* RECORD LIST:
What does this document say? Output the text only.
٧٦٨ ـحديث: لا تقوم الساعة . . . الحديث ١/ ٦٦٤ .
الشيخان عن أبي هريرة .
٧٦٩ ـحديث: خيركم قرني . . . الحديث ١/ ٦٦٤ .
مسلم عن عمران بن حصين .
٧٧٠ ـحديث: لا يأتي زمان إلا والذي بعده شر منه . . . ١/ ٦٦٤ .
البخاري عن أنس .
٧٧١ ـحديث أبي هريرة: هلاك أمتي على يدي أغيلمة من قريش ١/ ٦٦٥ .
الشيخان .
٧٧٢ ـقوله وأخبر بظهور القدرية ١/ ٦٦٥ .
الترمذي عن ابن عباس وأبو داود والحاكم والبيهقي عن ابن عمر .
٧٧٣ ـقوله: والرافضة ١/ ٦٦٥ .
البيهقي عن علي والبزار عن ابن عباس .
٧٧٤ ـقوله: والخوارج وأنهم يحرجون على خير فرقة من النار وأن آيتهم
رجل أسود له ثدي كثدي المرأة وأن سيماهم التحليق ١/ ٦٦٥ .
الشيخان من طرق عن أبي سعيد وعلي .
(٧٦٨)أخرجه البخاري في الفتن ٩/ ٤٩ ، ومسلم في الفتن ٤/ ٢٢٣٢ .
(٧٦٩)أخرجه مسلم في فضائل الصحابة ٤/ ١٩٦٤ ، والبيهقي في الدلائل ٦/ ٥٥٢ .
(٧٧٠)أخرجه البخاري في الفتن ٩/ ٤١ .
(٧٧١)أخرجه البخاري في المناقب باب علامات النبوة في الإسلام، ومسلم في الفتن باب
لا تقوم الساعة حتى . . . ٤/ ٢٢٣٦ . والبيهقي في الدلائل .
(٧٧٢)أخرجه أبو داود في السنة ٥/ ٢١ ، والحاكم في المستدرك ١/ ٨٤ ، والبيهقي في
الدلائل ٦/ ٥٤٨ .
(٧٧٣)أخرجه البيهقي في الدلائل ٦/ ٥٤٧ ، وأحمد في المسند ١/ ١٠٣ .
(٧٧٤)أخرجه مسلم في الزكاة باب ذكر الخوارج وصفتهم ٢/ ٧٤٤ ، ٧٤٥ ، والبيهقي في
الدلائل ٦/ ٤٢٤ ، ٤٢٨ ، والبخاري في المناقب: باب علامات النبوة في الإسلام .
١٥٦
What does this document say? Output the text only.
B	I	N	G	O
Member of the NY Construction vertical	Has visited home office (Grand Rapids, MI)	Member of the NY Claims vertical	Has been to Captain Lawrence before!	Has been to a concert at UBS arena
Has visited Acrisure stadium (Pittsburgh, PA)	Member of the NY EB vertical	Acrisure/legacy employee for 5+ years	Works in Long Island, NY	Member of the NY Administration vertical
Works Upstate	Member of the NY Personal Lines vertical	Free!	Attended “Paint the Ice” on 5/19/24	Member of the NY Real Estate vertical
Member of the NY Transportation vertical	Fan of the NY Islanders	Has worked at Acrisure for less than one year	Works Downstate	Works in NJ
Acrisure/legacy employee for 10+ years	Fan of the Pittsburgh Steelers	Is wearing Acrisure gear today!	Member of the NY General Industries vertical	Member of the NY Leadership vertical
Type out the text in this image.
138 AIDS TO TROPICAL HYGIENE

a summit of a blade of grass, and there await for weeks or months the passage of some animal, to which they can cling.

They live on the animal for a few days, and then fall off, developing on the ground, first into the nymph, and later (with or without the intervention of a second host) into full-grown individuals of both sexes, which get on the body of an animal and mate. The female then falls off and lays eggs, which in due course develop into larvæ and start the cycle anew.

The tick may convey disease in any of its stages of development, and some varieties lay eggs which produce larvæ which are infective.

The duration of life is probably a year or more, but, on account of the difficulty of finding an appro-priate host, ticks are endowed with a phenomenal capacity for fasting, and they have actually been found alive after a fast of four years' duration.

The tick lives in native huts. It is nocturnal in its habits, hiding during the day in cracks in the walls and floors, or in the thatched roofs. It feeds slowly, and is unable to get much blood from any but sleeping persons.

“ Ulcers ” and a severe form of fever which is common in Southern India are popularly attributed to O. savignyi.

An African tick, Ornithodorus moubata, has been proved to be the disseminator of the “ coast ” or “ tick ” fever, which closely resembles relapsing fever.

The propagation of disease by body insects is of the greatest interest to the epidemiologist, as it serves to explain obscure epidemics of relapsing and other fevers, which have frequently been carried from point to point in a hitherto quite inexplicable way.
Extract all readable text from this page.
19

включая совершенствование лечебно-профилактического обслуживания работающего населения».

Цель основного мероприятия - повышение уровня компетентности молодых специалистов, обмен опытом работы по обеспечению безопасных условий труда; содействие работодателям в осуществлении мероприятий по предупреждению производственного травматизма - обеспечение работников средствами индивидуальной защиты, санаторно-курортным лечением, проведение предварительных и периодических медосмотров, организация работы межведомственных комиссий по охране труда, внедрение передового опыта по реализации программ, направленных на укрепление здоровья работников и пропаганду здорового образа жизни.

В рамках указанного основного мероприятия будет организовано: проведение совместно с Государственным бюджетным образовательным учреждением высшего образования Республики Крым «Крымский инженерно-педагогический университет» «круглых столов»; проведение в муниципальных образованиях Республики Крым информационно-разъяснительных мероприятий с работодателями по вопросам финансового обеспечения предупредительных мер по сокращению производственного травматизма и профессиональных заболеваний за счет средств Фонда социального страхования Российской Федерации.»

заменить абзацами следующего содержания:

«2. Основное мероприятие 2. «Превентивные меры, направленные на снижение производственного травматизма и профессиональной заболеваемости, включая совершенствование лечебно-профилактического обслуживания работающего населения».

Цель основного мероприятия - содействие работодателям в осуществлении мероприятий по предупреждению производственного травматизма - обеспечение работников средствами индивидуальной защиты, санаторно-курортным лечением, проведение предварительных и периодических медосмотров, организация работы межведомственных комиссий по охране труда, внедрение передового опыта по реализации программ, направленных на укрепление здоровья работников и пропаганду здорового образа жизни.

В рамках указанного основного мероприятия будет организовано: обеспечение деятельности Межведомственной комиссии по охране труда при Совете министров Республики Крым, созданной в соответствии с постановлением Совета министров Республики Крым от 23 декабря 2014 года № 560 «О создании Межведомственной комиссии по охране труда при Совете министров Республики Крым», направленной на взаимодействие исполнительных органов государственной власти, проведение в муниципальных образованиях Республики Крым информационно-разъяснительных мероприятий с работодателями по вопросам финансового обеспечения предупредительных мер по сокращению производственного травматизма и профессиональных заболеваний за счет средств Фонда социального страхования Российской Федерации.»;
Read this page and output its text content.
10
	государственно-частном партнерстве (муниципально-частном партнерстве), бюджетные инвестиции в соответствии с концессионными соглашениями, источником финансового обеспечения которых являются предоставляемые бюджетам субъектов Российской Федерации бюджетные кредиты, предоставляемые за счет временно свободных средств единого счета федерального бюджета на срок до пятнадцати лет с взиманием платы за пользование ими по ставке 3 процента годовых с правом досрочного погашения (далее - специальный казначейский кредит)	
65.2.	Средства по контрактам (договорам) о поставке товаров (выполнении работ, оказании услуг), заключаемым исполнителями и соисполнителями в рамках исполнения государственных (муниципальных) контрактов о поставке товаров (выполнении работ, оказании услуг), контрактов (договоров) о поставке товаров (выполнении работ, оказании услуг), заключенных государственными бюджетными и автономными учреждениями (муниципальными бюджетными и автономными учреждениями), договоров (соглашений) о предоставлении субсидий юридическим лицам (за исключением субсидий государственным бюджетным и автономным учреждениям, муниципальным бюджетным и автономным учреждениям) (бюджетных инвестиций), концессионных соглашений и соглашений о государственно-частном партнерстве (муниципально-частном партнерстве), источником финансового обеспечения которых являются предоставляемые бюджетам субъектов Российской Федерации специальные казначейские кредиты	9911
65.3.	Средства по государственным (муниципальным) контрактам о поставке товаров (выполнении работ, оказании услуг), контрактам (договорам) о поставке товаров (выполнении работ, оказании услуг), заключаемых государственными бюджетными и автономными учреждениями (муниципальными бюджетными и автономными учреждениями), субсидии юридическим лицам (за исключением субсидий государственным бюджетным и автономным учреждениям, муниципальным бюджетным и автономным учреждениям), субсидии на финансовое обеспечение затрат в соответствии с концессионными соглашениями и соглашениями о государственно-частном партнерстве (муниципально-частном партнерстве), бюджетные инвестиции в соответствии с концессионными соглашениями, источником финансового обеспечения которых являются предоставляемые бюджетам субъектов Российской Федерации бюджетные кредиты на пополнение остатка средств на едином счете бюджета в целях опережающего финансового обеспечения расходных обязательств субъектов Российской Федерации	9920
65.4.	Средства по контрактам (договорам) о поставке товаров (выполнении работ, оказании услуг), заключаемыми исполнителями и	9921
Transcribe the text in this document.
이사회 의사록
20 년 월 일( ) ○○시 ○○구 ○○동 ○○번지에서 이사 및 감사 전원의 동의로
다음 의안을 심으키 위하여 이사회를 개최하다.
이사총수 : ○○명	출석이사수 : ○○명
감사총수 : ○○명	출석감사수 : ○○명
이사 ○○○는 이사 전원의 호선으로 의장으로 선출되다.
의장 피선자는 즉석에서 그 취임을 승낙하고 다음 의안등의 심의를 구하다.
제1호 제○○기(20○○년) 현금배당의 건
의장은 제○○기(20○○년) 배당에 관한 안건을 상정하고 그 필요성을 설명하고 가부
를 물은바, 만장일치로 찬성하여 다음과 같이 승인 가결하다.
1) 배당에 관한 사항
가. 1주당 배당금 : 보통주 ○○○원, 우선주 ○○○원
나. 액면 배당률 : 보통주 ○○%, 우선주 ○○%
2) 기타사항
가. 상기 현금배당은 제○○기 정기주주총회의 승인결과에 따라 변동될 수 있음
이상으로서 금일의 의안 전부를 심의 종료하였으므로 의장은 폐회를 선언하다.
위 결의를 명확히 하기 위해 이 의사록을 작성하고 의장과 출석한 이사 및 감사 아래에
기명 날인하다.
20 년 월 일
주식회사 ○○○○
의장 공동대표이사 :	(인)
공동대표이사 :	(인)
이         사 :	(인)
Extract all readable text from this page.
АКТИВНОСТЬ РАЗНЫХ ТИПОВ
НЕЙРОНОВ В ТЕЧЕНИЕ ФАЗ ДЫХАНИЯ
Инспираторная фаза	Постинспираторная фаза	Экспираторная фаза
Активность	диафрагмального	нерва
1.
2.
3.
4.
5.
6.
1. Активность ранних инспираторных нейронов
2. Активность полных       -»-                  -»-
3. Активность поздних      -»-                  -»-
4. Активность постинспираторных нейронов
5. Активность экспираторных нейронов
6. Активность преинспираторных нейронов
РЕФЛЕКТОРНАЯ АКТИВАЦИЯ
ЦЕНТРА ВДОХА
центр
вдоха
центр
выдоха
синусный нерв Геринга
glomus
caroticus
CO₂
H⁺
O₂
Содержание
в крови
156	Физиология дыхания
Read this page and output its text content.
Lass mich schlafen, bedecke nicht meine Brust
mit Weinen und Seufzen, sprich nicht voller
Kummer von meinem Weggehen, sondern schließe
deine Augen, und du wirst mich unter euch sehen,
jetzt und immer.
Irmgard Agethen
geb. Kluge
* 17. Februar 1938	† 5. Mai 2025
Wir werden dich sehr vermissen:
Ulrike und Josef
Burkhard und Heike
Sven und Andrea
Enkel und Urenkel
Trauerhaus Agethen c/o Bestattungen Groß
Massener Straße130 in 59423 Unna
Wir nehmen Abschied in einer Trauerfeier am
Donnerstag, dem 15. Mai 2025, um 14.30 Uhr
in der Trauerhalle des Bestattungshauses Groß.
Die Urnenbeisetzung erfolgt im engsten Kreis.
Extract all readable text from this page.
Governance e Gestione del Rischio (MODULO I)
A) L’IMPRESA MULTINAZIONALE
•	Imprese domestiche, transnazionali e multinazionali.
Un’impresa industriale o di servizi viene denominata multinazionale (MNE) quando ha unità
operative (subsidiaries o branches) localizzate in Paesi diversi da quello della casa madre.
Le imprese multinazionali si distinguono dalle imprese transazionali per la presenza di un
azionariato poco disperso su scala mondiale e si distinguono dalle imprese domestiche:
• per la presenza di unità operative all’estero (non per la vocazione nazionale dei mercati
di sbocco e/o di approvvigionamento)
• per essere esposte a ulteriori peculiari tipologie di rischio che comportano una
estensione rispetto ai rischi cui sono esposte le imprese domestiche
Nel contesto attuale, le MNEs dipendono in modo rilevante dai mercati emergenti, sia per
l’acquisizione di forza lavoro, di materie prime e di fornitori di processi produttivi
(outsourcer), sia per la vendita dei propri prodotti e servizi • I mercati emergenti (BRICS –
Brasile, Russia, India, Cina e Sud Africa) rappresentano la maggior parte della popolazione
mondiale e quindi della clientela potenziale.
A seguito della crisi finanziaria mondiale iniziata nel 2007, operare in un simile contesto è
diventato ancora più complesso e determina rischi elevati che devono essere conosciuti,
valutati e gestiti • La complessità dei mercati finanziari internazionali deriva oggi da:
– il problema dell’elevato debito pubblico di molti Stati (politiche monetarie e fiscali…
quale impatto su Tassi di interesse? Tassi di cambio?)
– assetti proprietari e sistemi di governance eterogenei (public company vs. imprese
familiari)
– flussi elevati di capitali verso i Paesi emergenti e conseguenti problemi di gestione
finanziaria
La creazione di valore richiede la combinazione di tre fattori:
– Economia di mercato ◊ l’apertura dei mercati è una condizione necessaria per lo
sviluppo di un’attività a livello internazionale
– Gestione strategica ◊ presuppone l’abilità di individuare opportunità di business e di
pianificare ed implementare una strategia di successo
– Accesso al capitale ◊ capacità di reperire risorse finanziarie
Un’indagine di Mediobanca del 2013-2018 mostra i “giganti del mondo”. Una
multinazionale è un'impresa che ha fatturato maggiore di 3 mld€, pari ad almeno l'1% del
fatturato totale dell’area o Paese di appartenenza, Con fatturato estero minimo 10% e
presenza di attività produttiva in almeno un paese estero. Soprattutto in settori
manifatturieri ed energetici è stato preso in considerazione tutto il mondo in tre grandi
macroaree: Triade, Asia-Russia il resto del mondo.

* DESCRIPTION OF THE TASK:
Pick out lines containing the word "della", each one as written.

* WRITTEN REPLY:
operative (subsidiaries o branches) localizzate in Paesi diversi da quello della casa madre.
Brasile, Russia, India, Cina e Sud Africa) rappresentano la maggior parte della popolazione
mondiale e quindi della clientela potenziale.
A seguito della crisi finanziaria mondiale iniziata nel 2007, operare in un simile contesto è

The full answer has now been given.